- **The exercise**:
Search the listing for the string "panel" and copy every line that contains it.

[Dataset listings of figures]

>>>>

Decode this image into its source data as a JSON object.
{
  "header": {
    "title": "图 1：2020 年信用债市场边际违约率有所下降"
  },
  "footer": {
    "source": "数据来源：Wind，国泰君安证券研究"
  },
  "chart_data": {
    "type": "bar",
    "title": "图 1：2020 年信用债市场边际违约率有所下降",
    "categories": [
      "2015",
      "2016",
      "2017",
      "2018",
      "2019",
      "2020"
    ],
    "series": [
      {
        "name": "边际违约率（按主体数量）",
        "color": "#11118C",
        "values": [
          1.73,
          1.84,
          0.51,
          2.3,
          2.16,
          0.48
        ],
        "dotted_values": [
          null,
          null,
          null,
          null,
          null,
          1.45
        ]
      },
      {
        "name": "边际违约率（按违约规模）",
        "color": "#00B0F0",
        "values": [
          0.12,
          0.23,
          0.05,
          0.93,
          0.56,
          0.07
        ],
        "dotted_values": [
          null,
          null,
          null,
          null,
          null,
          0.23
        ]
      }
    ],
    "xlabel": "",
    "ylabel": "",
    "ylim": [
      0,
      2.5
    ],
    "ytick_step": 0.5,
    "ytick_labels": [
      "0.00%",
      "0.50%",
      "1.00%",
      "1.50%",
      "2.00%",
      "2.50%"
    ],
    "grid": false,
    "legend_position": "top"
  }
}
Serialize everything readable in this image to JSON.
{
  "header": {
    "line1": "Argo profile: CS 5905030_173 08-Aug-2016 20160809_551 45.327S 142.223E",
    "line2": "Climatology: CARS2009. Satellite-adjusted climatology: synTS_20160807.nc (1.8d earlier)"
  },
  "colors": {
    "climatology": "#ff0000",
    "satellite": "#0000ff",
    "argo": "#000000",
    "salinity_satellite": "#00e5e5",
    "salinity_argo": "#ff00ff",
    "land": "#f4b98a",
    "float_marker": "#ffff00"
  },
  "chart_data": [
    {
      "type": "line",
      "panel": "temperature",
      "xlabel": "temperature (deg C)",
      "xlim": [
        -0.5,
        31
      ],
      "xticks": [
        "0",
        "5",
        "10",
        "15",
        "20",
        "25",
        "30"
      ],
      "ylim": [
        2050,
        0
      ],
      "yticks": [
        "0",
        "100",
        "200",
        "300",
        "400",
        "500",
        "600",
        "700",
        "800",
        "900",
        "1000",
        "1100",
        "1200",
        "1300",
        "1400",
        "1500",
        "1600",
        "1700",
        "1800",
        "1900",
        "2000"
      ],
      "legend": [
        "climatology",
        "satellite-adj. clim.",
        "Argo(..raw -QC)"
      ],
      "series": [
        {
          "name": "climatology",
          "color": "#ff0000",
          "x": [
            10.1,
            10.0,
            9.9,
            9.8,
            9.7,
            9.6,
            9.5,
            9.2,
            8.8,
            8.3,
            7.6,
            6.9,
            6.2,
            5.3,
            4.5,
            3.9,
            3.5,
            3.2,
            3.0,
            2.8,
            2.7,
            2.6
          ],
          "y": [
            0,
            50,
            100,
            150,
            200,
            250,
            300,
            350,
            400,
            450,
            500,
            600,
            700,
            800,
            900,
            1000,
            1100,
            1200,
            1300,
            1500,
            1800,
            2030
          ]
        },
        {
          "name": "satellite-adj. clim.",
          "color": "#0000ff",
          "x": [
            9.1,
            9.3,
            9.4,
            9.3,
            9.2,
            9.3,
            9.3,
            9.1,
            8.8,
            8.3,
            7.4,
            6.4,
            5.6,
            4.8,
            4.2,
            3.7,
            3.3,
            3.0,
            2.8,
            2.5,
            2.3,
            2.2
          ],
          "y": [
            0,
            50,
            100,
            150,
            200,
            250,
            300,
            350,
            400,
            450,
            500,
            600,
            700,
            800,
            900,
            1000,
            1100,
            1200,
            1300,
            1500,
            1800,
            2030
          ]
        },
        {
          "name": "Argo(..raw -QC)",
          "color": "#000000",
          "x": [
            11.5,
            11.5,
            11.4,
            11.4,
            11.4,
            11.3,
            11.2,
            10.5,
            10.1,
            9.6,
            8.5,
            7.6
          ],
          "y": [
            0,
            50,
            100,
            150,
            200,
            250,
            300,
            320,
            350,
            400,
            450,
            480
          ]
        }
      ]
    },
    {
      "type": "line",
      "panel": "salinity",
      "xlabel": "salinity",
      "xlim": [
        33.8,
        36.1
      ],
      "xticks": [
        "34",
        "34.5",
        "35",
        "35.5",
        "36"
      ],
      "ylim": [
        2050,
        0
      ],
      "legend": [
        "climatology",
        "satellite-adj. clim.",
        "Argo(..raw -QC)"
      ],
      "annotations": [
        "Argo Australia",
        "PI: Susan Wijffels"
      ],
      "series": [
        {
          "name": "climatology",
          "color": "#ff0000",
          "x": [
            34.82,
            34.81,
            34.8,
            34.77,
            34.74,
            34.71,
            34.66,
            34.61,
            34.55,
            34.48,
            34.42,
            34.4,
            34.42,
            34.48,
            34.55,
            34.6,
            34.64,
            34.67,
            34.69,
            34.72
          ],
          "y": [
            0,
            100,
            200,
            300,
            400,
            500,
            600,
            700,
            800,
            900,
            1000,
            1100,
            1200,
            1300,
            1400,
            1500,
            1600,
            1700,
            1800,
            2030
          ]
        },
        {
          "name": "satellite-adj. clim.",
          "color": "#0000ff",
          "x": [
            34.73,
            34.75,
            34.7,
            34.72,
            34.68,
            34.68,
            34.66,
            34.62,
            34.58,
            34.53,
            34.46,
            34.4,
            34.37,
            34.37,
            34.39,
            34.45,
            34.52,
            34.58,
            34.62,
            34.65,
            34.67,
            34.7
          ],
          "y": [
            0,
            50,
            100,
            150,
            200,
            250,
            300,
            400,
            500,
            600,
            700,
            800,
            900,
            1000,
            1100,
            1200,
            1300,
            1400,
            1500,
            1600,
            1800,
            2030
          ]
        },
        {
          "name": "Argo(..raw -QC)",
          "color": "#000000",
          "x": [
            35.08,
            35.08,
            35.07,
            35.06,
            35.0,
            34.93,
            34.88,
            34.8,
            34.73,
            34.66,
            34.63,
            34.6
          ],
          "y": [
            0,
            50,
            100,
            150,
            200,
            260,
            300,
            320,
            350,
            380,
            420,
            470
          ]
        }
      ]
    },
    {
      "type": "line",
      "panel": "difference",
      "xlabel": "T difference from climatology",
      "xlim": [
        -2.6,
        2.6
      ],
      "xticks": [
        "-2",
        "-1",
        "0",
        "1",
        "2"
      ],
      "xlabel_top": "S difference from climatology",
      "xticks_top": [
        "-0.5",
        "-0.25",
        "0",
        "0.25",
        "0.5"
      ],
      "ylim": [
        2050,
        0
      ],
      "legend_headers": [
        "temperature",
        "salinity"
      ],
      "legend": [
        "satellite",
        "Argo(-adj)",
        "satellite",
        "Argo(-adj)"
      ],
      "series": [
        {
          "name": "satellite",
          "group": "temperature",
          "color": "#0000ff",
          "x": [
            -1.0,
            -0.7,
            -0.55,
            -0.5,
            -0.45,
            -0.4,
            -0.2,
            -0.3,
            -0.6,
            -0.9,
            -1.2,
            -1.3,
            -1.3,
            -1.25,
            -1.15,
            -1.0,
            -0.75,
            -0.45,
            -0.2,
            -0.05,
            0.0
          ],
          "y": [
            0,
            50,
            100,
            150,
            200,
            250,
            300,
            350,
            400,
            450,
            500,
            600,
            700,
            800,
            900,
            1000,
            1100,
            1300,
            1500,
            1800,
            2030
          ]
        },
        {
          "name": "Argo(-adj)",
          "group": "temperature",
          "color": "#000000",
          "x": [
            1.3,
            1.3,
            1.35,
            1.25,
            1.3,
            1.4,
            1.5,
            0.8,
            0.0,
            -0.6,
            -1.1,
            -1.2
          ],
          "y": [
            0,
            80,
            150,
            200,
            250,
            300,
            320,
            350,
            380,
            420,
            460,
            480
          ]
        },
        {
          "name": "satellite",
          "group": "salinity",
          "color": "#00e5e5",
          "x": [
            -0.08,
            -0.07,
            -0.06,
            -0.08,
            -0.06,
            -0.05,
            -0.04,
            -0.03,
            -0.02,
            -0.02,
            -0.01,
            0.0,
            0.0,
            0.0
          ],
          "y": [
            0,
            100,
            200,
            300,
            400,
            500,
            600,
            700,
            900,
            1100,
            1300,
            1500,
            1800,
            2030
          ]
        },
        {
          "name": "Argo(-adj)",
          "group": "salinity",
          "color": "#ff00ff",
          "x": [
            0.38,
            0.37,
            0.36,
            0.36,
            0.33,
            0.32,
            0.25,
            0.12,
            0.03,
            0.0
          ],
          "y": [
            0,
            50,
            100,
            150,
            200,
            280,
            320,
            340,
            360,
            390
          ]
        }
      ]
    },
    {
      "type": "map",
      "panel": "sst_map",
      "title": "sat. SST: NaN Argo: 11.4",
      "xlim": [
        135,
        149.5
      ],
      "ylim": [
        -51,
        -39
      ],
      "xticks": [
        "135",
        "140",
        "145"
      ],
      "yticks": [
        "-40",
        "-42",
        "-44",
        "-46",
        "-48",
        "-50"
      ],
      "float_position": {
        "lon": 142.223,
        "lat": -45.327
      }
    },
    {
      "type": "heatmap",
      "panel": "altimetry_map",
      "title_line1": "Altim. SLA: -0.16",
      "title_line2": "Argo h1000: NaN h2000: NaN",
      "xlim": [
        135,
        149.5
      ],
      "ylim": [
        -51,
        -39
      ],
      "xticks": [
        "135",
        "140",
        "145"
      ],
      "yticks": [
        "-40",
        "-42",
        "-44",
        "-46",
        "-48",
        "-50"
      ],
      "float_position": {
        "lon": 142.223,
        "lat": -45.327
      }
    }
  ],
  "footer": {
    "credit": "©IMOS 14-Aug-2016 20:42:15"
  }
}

<<<<

- **Exercise result**:
      "panel": "temperature",
      "panel": "salinity",
      "panel": "difference",
      "panel": "sst_map",
      "panel": "altimetry_map",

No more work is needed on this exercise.